— What to produce —
Can you give the lines below, from the one holding "back-button[interactable] bbox=[201, 74, 223, 96]" through the one holding "sparkle-icon bbox=[437, 462, 459, 484]", inclusive, as a numbered list that skips blank lines?

— The input —
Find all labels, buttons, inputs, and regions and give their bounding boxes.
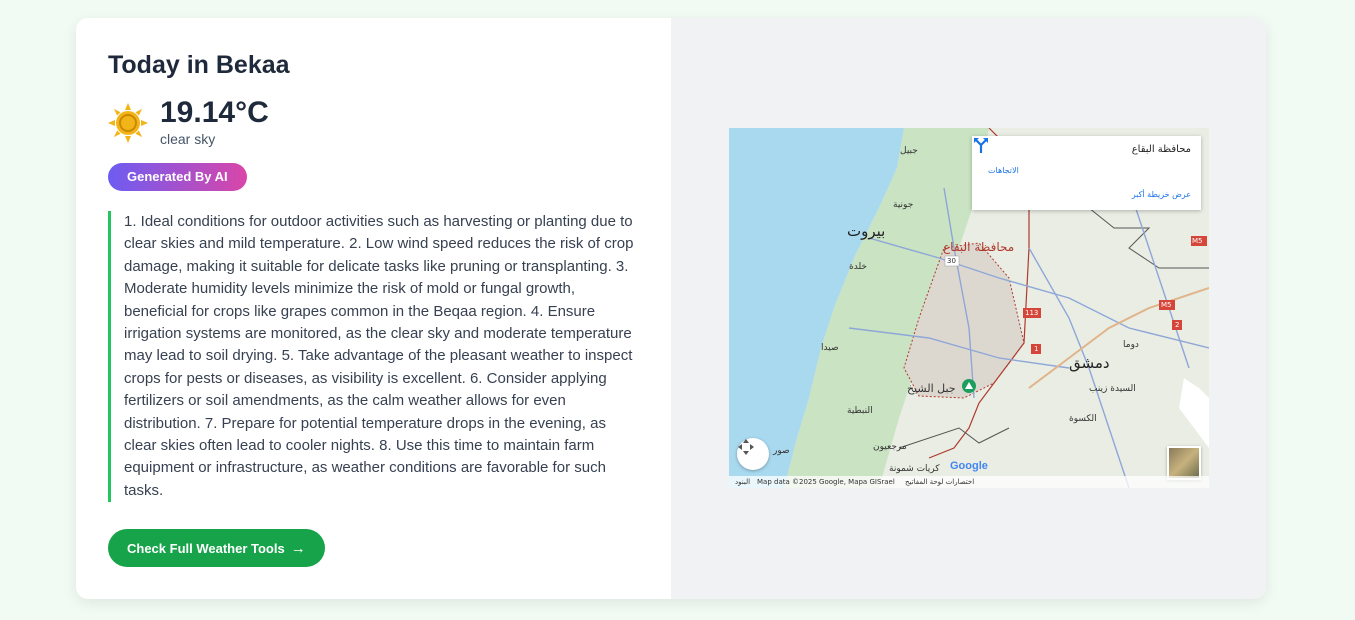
- map-label-douma: دوما: [1123, 340, 1139, 350]
- map-data-credit: Map data ©2025 Google, Mapa GISrael: [757, 478, 895, 486]
- temperature-block: 19.14°C clear sky: [160, 96, 269, 148]
- map-label-tyre: صور: [773, 446, 790, 456]
- weather-description: clear sky: [160, 131, 216, 147]
- generated-by-ai-badge: Generated By AI: [108, 163, 247, 191]
- directions-label[interactable]: الاتجاهات: [988, 166, 1019, 175]
- view-larger-map-link[interactable]: عرض خريطة أكبر: [1132, 190, 1191, 199]
- map-attribution-bar: البنود Map data ©2025 Google, Mapa GISra…: [729, 476, 1209, 488]
- google-logo: Google: [950, 460, 988, 472]
- terms-link[interactable]: البنود: [735, 476, 750, 488]
- map-panel: بيروت محافظة البقاع دمشق جبيل جونية خلدة…: [671, 18, 1266, 599]
- check-weather-tools-button[interactable]: Check Full Weather Tools →: [108, 529, 325, 567]
- directions-icon[interactable]: [972, 136, 990, 154]
- map-label-marjayoun: مرجعيون: [873, 442, 907, 452]
- map-route-m5-south: M5: [1161, 301, 1172, 309]
- current-conditions: 19.14°C clear sky: [108, 98, 639, 147]
- map-label-jounieh: جونية: [893, 200, 914, 210]
- map-label-kisweh: الكسوة: [1069, 414, 1097, 424]
- weather-card: Today in Bekaa 19.14°C clear sky Generat…: [76, 18, 1266, 599]
- weather-summary-panel: Today in Bekaa 19.14°C clear sky Generat…: [76, 18, 671, 599]
- map-place-card: محافظة البقاع الاتجاهات عرض خريطة أكبر: [972, 136, 1201, 210]
- map-route-2: 2: [1175, 321, 1180, 329]
- place-name: محافظة البقاع: [1131, 144, 1191, 155]
- map-label-khalde: خلدة: [849, 262, 867, 272]
- move-arrows-icon: [738, 439, 754, 455]
- sun-icon: [108, 102, 148, 143]
- map-label-jbeil: جبيل: [900, 146, 918, 156]
- map-label-golan: كريات شمونة: [889, 464, 940, 474]
- map-route-113: 113: [1025, 309, 1039, 317]
- button-label: Check Full Weather Tools: [127, 540, 285, 556]
- arrow-right-icon: →: [290, 539, 306, 557]
- map-label-saida: صيدا: [821, 343, 839, 353]
- map-label-bekaa: محافظة البقاع: [943, 240, 1015, 254]
- map-label-nabatieh: النبطية: [847, 406, 873, 416]
- ai-advice-text: 1. Ideal conditions for outdoor activiti…: [108, 211, 636, 503]
- keyboard-shortcuts-link[interactable]: اختصارات لوحة المفاتيح: [905, 476, 974, 488]
- map-label-hermon: جبل الشيخ: [907, 382, 956, 395]
- page-title: Today in Bekaa: [108, 51, 290, 79]
- map-label-sayyida-zaynab: السيدة زينب: [1089, 384, 1136, 394]
- temperature-value: 19.14°C: [160, 96, 269, 129]
- map-camera-control[interactable]: [737, 438, 769, 470]
- map-label-damascus: دمشق: [1069, 354, 1110, 372]
- map-route-m5: M5: [1192, 237, 1203, 245]
- satellite-layer-toggle[interactable]: [1167, 446, 1201, 480]
- map-label-beirut: بيروت: [847, 222, 886, 240]
- map-route-30: 30: [947, 257, 956, 265]
- map-route-1: 1: [1034, 345, 1039, 353]
- google-map-embed[interactable]: بيروت محافظة البقاع دمشق جبيل جونية خلدة…: [729, 128, 1209, 488]
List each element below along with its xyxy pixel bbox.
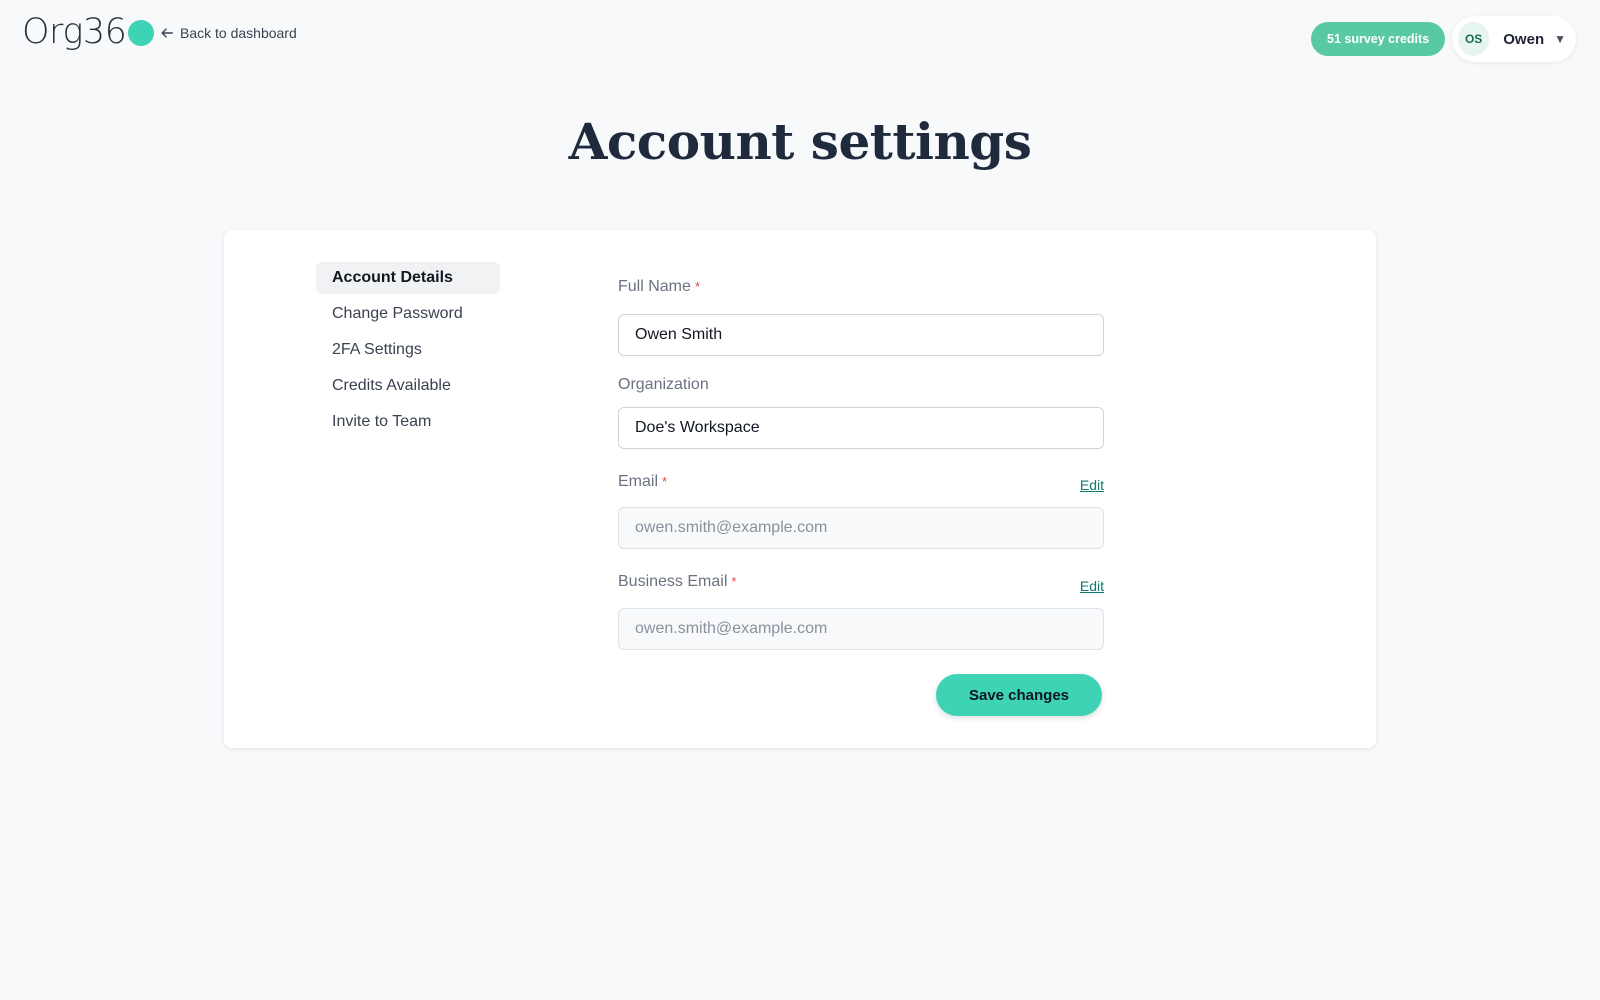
survey-credits-badge[interactable]: 51 survey credits (1311, 22, 1446, 56)
required-marker: * (662, 474, 668, 489)
logo-text: Org36 (22, 12, 127, 52)
nav-item-invite-to-team[interactable]: Invite to Team (316, 406, 500, 438)
arrow-left-icon (161, 28, 173, 38)
required-marker: * (694, 279, 700, 294)
user-menu[interactable]: OS Owen ▼ (1452, 16, 1576, 62)
back-to-dashboard-link[interactable]: Back to dashboard (160, 25, 297, 41)
logo-dot (128, 20, 155, 46)
business-email-label-text: Business Email (618, 573, 728, 590)
settings-nav: Account Details Change Password 2FA Sett… (316, 262, 500, 442)
business-email-label: Business Email * (618, 573, 736, 591)
organization-label: Organization (618, 376, 709, 394)
save-changes-button[interactable]: Save changes (936, 674, 1102, 716)
required-marker: * (731, 574, 737, 589)
page-title: Account settings (568, 112, 1032, 171)
nav-item-change-password[interactable]: Change Password (316, 298, 500, 330)
organization-input[interactable] (618, 407, 1104, 449)
user-name: Owen (1503, 30, 1545, 48)
caret-down-icon: ▼ (1554, 32, 1566, 46)
nav-item-credits-available[interactable]: Credits Available (316, 370, 500, 402)
logo[interactable]: Org36 (22, 12, 155, 52)
full-name-label: Full Name * (618, 278, 700, 296)
nav-item-2fa-settings[interactable]: 2FA Settings (316, 334, 500, 366)
email-edit-link[interactable]: Edit (1080, 477, 1104, 493)
full-name-label-text: Full Name (618, 278, 691, 295)
organization-label-text: Organization (618, 376, 709, 393)
top-bar: Org36 Back to dashboard 51 survey credit… (0, 0, 1600, 78)
nav-item-account-details[interactable]: Account Details (316, 262, 500, 294)
email-label-text: Email (618, 473, 659, 490)
settings-card: Account Details Change Password 2FA Sett… (224, 230, 1376, 748)
avatar: OS (1458, 22, 1490, 56)
back-link-label: Back to dashboard (180, 25, 297, 41)
business-email-input[interactable] (618, 608, 1104, 650)
full-name-input[interactable] (618, 314, 1104, 356)
email-input[interactable] (618, 507, 1104, 549)
business-email-edit-link[interactable]: Edit (1080, 578, 1104, 594)
email-label: Email * (618, 473, 667, 491)
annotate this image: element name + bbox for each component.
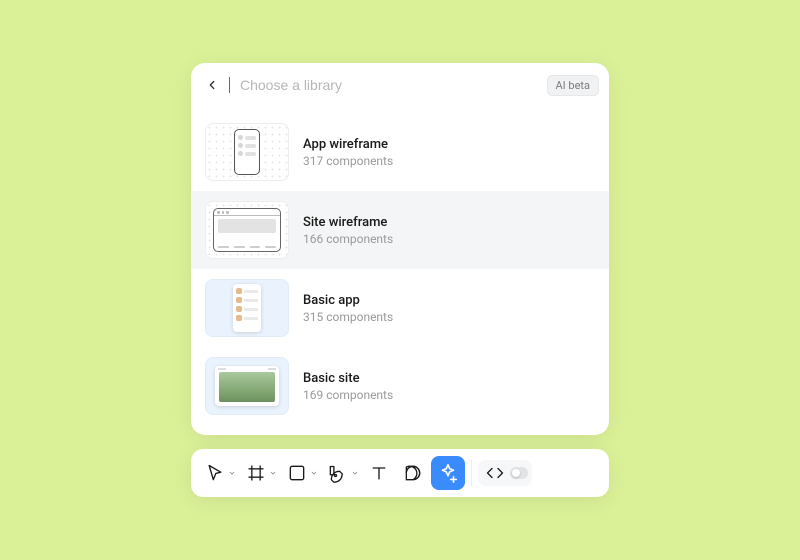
back-button[interactable] bbox=[201, 74, 223, 96]
toolbar bbox=[191, 449, 609, 497]
ai-beta-badge: AI beta bbox=[547, 75, 600, 96]
library-item-app-wireframe[interactable]: App wireframe 317 components bbox=[191, 113, 609, 191]
chevron-down-icon bbox=[228, 469, 236, 477]
site-card-icon bbox=[215, 366, 279, 406]
library-picker-panel: AI beta App wireframe 317 components bbox=[191, 63, 609, 435]
shape-tool[interactable] bbox=[281, 456, 320, 490]
sparkle-icon bbox=[437, 462, 459, 484]
dev-mode-toggle[interactable] bbox=[478, 460, 532, 486]
chevron-left-icon bbox=[205, 78, 219, 92]
library-item-site-wireframe[interactable]: Site wireframe 166 components bbox=[191, 191, 609, 269]
library-meta: Basic app 315 components bbox=[303, 293, 393, 324]
code-icon bbox=[486, 464, 504, 482]
comment-tool[interactable] bbox=[397, 456, 429, 490]
move-tool[interactable] bbox=[199, 456, 238, 490]
chevron-down-icon bbox=[269, 469, 277, 477]
toggle-switch[interactable] bbox=[510, 467, 528, 479]
pen-tool[interactable] bbox=[322, 456, 361, 490]
library-subtitle: 169 components bbox=[303, 388, 393, 402]
text-tool[interactable] bbox=[363, 456, 395, 490]
library-item-basic-app[interactable]: Basic app 315 components bbox=[191, 269, 609, 347]
thumbnail bbox=[205, 357, 289, 415]
library-subtitle: 315 components bbox=[303, 310, 393, 324]
text-cursor bbox=[229, 77, 230, 93]
library-subtitle: 317 components bbox=[303, 154, 393, 168]
library-title: Basic app bbox=[303, 293, 393, 308]
library-meta: Basic site 169 components bbox=[303, 371, 393, 402]
thumbnail bbox=[205, 123, 289, 181]
rectangle-icon bbox=[287, 463, 307, 483]
library-subtitle: 166 components bbox=[303, 232, 393, 246]
frame-tool[interactable] bbox=[240, 456, 279, 490]
chevron-down-icon bbox=[351, 469, 359, 477]
library-search-input[interactable] bbox=[238, 73, 541, 97]
library-meta: Site wireframe 166 components bbox=[303, 215, 393, 246]
frame-icon bbox=[246, 463, 266, 483]
toolbar-divider bbox=[471, 460, 472, 486]
chevron-down-icon bbox=[310, 469, 318, 477]
phone-wireframe-icon bbox=[234, 129, 260, 175]
phone-app-icon bbox=[233, 284, 261, 332]
comment-icon bbox=[403, 463, 423, 483]
browser-wireframe-icon bbox=[213, 208, 281, 252]
text-icon bbox=[369, 463, 389, 483]
library-item-basic-site[interactable]: Basic site 169 components bbox=[191, 347, 609, 425]
ai-tool[interactable] bbox=[431, 456, 465, 490]
thumbnail bbox=[205, 279, 289, 337]
thumbnail bbox=[205, 201, 289, 259]
library-title: Basic site bbox=[303, 371, 393, 386]
library-title: Site wireframe bbox=[303, 215, 393, 230]
pen-icon bbox=[328, 463, 348, 483]
cursor-icon bbox=[205, 463, 225, 483]
library-title: App wireframe bbox=[303, 137, 393, 152]
panel-header: AI beta bbox=[191, 63, 609, 107]
library-list: App wireframe 317 components Site wirefr… bbox=[191, 107, 609, 435]
library-meta: App wireframe 317 components bbox=[303, 137, 393, 168]
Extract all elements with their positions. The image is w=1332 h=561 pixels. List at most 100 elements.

— Expected output —
1. back-button[interactable] bbox=[201, 74, 223, 96]
2. toolbar bbox=[191, 449, 609, 497]
3. ai-beta-badge: AI beta bbox=[547, 75, 600, 96]
4. library-item-app-wireframe[interactable]: App wireframe 317 components bbox=[191, 113, 609, 191]
5. chevron-down-icon bbox=[228, 469, 236, 477]
6. site-card-icon bbox=[215, 366, 279, 406]
7. library-picker-panel: AI beta App wireframe 317 components bbox=[191, 63, 609, 435]
8. shape-tool[interactable] bbox=[281, 456, 320, 490]
9. sparkle-icon bbox=[437, 462, 459, 484]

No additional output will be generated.